• _TASKS_
a. From the HollyFrontier filing, extract the passage starting at "[ ]    Pre-commencement communications pursuant to Rule 14d-2(b)" and ending at "as a director.".
b. Translate this sentence from the HollyFrontier filing into Spanish: "Pursuant to the requirements of the Securities Exchange Act of 1934, the registrant has duly caused this report to be signed on its behalf by the undersigned hereunto duly authorized."

• _SOURCE PASSAGE_
● ● ● ●
Check the appropriate box below if the Form 8-K filing is intended to simultaneously satisfy the filing obligation of the registrant under any of the following provisions:

[ ]    Written communications pursuant to Rule 425 under the Securities Act (17 CFR 230.425)
[ ]    Soliciting material pursuant to Rule 14a-12 under the Exchange Act (17 CFR 240.14a-12)
[ ]    Pre-commencement communications pursuant to Rule 14d-2(b) under the Exchange Act (17 CFR
240.14d-2(b))
[ ]    Pre-commencement communications pursuant to Rule 13e-4(c) under the Exchange Act (17 CFR
240.13e-4(c))
__________________

Item 5.03
Amendments to Articles of Incorporation or Bylaws; Change in Fiscal Year.
On February 19, 2014, the Board of Directors (the “Board”) of HollyFrontier Corporation (the “Corporation”) adopted an amendment and restatement of the Corporation’s by-laws (the “Amended By-Laws”), effective as of such date, to clarify the requirement for service as a director by deleting the provision in Article III, Section 12, which provided that a person will not be eligible to be a nominee for election or reelection to the Board if he or she is or will be compensated by any person or entity other than the Corporation in connection with service or action as a director.
The foregoing summary description of the amendments made in the Amended By-Laws does not purport to be complete and is qualified in its entirety by reference to the full text of the Amended By-Laws, a copy of which is attached as Exhibit 3.1 to this Current Report on Form 8-K and is incorporated herein by reference.

Item 9.01    Financial Statements and Exhibits.
(d)    Exhibits
Exhibit No.
Description
3.1
Amended and Restated By-Laws of HollyFrontier Corporation.
    
SIGNATURES
Pursuant to the requirements of the Securities Exchange Act of 1934, the registrant has duly caused this report to be signed on its behalf by the undersigned hereunto duly authorized.
                
HOLLYFRONTIER CORPORATION

By:        /s/ Douglas S. Aron    
    Name:    Douglas S. Aron
Title:     Executive Vice President and Chief Financial Officer
 
Date:    February 20, 2014
EXHIBIT INDEX
Exhibit No.
Description
3.1
Amended and Restated By-Laws of HollyFrontier Corporation.
● ● ● ●
• _THE DATA_
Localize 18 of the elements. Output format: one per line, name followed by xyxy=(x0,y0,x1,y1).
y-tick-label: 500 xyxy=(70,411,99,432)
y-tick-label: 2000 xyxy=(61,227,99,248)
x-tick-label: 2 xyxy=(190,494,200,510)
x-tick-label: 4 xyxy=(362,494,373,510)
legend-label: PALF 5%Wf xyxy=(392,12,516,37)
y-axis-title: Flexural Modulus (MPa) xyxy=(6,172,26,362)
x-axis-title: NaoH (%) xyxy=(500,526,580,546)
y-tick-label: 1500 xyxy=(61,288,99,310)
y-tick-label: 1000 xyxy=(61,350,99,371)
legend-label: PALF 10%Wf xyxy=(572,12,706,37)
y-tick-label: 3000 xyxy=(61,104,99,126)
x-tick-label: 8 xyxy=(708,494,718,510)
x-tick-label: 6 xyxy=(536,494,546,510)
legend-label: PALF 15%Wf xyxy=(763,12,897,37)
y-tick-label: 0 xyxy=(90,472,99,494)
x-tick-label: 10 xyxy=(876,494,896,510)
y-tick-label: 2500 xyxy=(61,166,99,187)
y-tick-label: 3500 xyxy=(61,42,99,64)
● ● ● ●
• _ANSWERS TO THE EXERCISE_
a.
[ ]    Pre-commencement communications pursuant to Rule 14d-2(b) under the Exchange Act (17 CFR
240.14d-2(b))
[ ]    Pre-commencement communications pursuant to Rule 13e-4(c) under the Exchange Act (17 CFR
240.13e-4(c))
__________________

Item 5.03
Amendments to Articles of Incorporation or Bylaws; Change in Fiscal Year.
On February 19, 2014, the Board of Directors (the “Board”) of HollyFrontier Corporation (the “Corporation”) adopted an amendment and restatement of the Corporation’s by-laws (the “Amended By-Laws”), effective as of such date, to clarify the requirement for service as a director by deleting the provision in Article III, Section 12, which provided that a person will not be eligible to be a nominee for election or reelection to the Board if he or she is or will be compensated by any person or entity other than the Corporation in connection with service or action as a director.

b. De conformidad con los requisitos de la Ley de Bolsas de Valores de 1934, el registrante ha hecho que este informe sea debidamente firmado en su nombre por el suscrito, debidamente autorizado para ello.